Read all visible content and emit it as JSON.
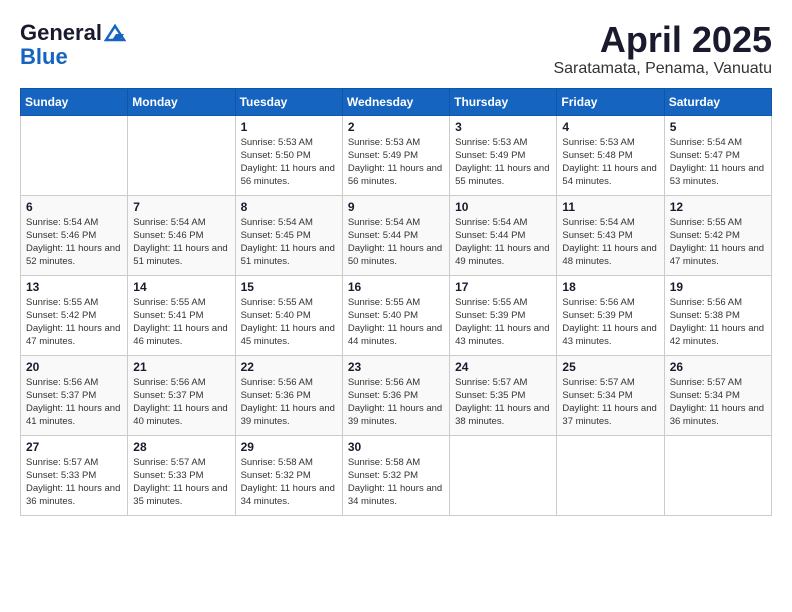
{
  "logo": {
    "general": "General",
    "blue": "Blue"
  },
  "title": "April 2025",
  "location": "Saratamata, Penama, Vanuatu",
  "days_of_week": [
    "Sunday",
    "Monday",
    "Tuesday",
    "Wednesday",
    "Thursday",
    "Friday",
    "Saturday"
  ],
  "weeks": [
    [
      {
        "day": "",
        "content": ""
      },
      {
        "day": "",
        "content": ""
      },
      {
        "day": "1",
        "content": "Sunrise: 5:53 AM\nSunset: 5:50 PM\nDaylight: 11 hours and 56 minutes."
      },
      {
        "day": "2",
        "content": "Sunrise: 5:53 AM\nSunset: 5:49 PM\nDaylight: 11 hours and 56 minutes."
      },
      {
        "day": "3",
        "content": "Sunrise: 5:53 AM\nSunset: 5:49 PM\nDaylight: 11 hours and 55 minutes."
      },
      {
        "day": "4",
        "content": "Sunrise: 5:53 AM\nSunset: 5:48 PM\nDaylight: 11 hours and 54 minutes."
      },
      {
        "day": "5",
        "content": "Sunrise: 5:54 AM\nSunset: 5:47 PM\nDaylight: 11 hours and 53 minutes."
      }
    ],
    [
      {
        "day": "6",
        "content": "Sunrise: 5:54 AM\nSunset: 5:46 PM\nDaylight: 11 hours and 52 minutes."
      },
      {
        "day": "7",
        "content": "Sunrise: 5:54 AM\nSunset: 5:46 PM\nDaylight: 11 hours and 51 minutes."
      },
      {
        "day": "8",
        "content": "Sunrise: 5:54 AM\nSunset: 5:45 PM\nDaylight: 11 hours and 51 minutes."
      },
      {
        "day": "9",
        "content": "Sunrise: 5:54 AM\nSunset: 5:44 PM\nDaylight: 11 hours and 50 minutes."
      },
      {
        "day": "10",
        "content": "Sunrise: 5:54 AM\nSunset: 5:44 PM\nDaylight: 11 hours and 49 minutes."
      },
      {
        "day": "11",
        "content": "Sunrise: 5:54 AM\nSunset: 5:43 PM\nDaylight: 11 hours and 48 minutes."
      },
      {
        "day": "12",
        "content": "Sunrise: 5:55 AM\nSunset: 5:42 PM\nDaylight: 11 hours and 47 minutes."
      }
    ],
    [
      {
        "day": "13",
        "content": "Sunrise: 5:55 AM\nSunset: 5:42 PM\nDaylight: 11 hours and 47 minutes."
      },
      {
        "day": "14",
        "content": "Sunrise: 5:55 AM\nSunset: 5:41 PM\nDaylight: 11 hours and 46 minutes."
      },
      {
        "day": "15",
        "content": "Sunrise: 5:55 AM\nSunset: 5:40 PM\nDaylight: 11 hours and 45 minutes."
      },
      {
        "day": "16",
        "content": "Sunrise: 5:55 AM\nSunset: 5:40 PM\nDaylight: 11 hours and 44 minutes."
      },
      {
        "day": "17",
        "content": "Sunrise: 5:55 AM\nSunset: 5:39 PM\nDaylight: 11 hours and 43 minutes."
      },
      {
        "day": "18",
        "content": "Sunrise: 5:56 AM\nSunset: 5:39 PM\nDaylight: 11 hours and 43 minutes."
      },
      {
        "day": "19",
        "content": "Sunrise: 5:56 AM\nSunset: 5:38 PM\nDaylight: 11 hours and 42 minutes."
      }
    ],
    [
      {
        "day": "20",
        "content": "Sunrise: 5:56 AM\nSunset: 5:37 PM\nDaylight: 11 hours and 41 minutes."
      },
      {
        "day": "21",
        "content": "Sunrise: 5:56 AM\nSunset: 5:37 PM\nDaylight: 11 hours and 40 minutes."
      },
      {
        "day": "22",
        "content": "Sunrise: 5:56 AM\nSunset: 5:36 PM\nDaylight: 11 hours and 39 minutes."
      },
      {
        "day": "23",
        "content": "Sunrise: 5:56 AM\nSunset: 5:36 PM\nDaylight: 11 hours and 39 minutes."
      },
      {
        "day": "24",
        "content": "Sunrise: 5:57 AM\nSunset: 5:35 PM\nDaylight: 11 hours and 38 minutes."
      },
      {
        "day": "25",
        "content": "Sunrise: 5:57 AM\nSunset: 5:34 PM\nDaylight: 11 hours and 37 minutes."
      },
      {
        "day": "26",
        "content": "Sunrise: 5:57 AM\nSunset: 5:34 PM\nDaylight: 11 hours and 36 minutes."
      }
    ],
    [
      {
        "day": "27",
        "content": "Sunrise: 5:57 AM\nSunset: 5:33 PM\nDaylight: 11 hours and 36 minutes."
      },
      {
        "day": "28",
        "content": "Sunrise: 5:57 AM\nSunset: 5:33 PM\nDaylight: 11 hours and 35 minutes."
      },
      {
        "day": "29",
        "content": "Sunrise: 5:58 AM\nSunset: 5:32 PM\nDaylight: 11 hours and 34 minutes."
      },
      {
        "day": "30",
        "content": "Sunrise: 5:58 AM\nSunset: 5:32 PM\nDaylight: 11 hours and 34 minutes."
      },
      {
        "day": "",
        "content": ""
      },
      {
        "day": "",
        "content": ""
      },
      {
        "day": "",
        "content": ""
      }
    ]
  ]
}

■ ■ ■ ■ ■ ■ ■

To be done
Omit the pictures. Output every record above word for word.

Result
Read all visible content and emit it as JSON.
{
  "logo": {
    "general": "General",
    "blue": "Blue"
  },
  "title": "April 2025",
  "location": "Saratamata, Penama, Vanuatu",
  "days_of_week": [
    "Sunday",
    "Monday",
    "Tuesday",
    "Wednesday",
    "Thursday",
    "Friday",
    "Saturday"
  ],
  "weeks": [
    [
      {
        "day": "",
        "content": ""
      },
      {
        "day": "",
        "content": ""
      },
      {
        "day": "1",
        "content": "Sunrise: 5:53 AM\nSunset: 5:50 PM\nDaylight: 11 hours and 56 minutes."
      },
      {
        "day": "2",
        "content": "Sunrise: 5:53 AM\nSunset: 5:49 PM\nDaylight: 11 hours and 56 minutes."
      },
      {
        "day": "3",
        "content": "Sunrise: 5:53 AM\nSunset: 5:49 PM\nDaylight: 11 hours and 55 minutes."
      },
      {
        "day": "4",
        "content": "Sunrise: 5:53 AM\nSunset: 5:48 PM\nDaylight: 11 hours and 54 minutes."
      },
      {
        "day": "5",
        "content": "Sunrise: 5:54 AM\nSunset: 5:47 PM\nDaylight: 11 hours and 53 minutes."
      }
    ],
    [
      {
        "day": "6",
        "content": "Sunrise: 5:54 AM\nSunset: 5:46 PM\nDaylight: 11 hours and 52 minutes."
      },
      {
        "day": "7",
        "content": "Sunrise: 5:54 AM\nSunset: 5:46 PM\nDaylight: 11 hours and 51 minutes."
      },
      {
        "day": "8",
        "content": "Sunrise: 5:54 AM\nSunset: 5:45 PM\nDaylight: 11 hours and 51 minutes."
      },
      {
        "day": "9",
        "content": "Sunrise: 5:54 AM\nSunset: 5:44 PM\nDaylight: 11 hours and 50 minutes."
      },
      {
        "day": "10",
        "content": "Sunrise: 5:54 AM\nSunset: 5:44 PM\nDaylight: 11 hours and 49 minutes."
      },
      {
        "day": "11",
        "content": "Sunrise: 5:54 AM\nSunset: 5:43 PM\nDaylight: 11 hours and 48 minutes."
      },
      {
        "day": "12",
        "content": "Sunrise: 5:55 AM\nSunset: 5:42 PM\nDaylight: 11 hours and 47 minutes."
      }
    ],
    [
      {
        "day": "13",
        "content": "Sunrise: 5:55 AM\nSunset: 5:42 PM\nDaylight: 11 hours and 47 minutes."
      },
      {
        "day": "14",
        "content": "Sunrise: 5:55 AM\nSunset: 5:41 PM\nDaylight: 11 hours and 46 minutes."
      },
      {
        "day": "15",
        "content": "Sunrise: 5:55 AM\nSunset: 5:40 PM\nDaylight: 11 hours and 45 minutes."
      },
      {
        "day": "16",
        "content": "Sunrise: 5:55 AM\nSunset: 5:40 PM\nDaylight: 11 hours and 44 minutes."
      },
      {
        "day": "17",
        "content": "Sunrise: 5:55 AM\nSunset: 5:39 PM\nDaylight: 11 hours and 43 minutes."
      },
      {
        "day": "18",
        "content": "Sunrise: 5:56 AM\nSunset: 5:39 PM\nDaylight: 11 hours and 43 minutes."
      },
      {
        "day": "19",
        "content": "Sunrise: 5:56 AM\nSunset: 5:38 PM\nDaylight: 11 hours and 42 minutes."
      }
    ],
    [
      {
        "day": "20",
        "content": "Sunrise: 5:56 AM\nSunset: 5:37 PM\nDaylight: 11 hours and 41 minutes."
      },
      {
        "day": "21",
        "content": "Sunrise: 5:56 AM\nSunset: 5:37 PM\nDaylight: 11 hours and 40 minutes."
      },
      {
        "day": "22",
        "content": "Sunrise: 5:56 AM\nSunset: 5:36 PM\nDaylight: 11 hours and 39 minutes."
      },
      {
        "day": "23",
        "content": "Sunrise: 5:56 AM\nSunset: 5:36 PM\nDaylight: 11 hours and 39 minutes."
      },
      {
        "day": "24",
        "content": "Sunrise: 5:57 AM\nSunset: 5:35 PM\nDaylight: 11 hours and 38 minutes."
      },
      {
        "day": "25",
        "content": "Sunrise: 5:57 AM\nSunset: 5:34 PM\nDaylight: 11 hours and 37 minutes."
      },
      {
        "day": "26",
        "content": "Sunrise: 5:57 AM\nSunset: 5:34 PM\nDaylight: 11 hours and 36 minutes."
      }
    ],
    [
      {
        "day": "27",
        "content": "Sunrise: 5:57 AM\nSunset: 5:33 PM\nDaylight: 11 hours and 36 minutes."
      },
      {
        "day": "28",
        "content": "Sunrise: 5:57 AM\nSunset: 5:33 PM\nDaylight: 11 hours and 35 minutes."
      },
      {
        "day": "29",
        "content": "Sunrise: 5:58 AM\nSunset: 5:32 PM\nDaylight: 11 hours and 34 minutes."
      },
      {
        "day": "30",
        "content": "Sunrise: 5:58 AM\nSunset: 5:32 PM\nDaylight: 11 hours and 34 minutes."
      },
      {
        "day": "",
        "content": ""
      },
      {
        "day": "",
        "content": ""
      },
      {
        "day": "",
        "content": ""
      }
    ]
  ]
}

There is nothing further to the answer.